* start Source records *

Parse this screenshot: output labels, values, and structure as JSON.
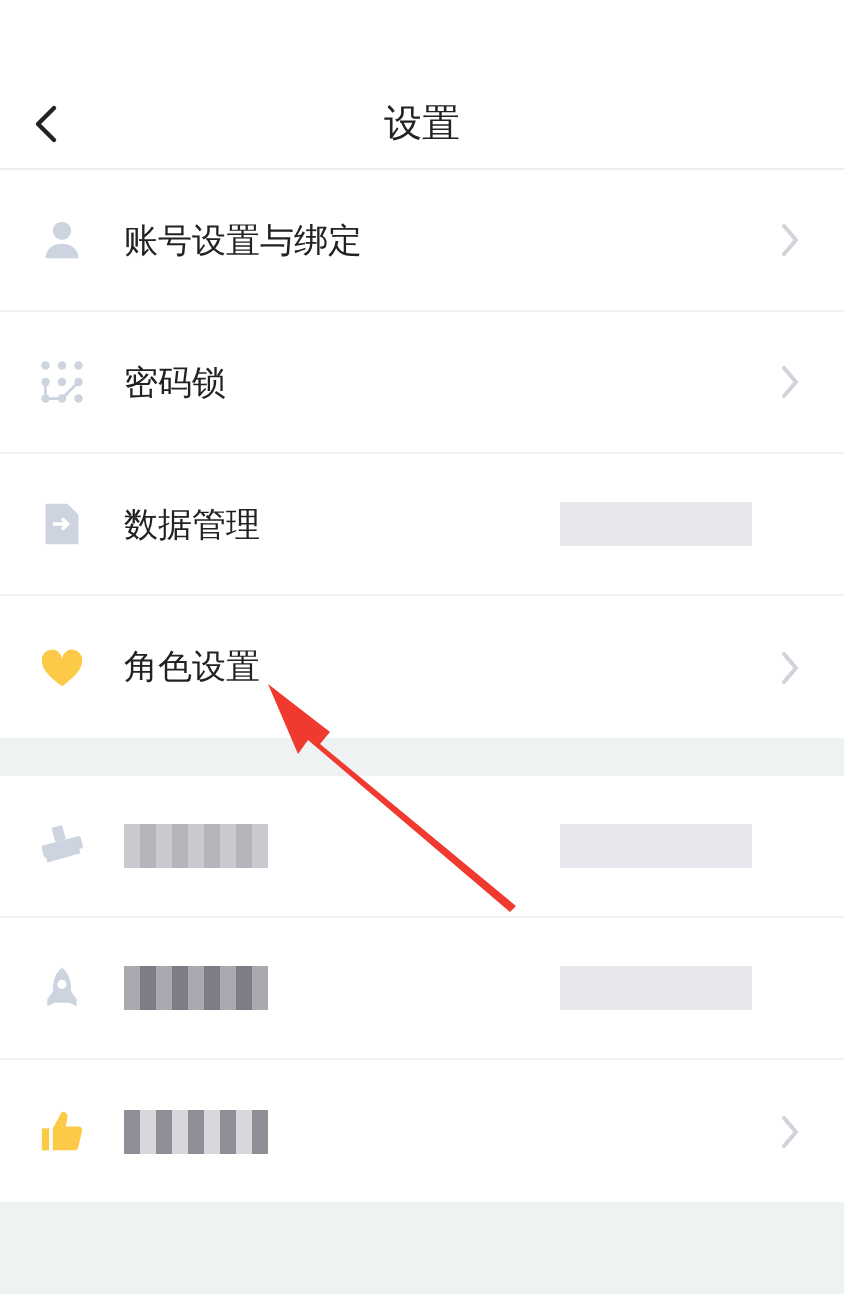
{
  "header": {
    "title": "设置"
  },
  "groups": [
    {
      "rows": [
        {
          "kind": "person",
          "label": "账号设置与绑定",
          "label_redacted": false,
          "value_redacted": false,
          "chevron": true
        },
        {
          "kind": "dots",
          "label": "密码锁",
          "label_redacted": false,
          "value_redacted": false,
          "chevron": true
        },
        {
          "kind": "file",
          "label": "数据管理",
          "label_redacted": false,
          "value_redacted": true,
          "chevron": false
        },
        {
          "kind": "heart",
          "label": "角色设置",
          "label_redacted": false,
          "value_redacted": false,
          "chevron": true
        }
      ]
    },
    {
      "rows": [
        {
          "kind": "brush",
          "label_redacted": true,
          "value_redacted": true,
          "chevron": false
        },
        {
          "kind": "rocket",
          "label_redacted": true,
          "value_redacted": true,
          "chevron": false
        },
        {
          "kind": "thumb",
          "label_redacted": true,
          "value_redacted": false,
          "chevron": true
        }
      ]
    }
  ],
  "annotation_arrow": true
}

* end Source records *

» **Work required**
In the records above, how many lines include "kind"? Give that number and nothing more.

» **Complete output**
7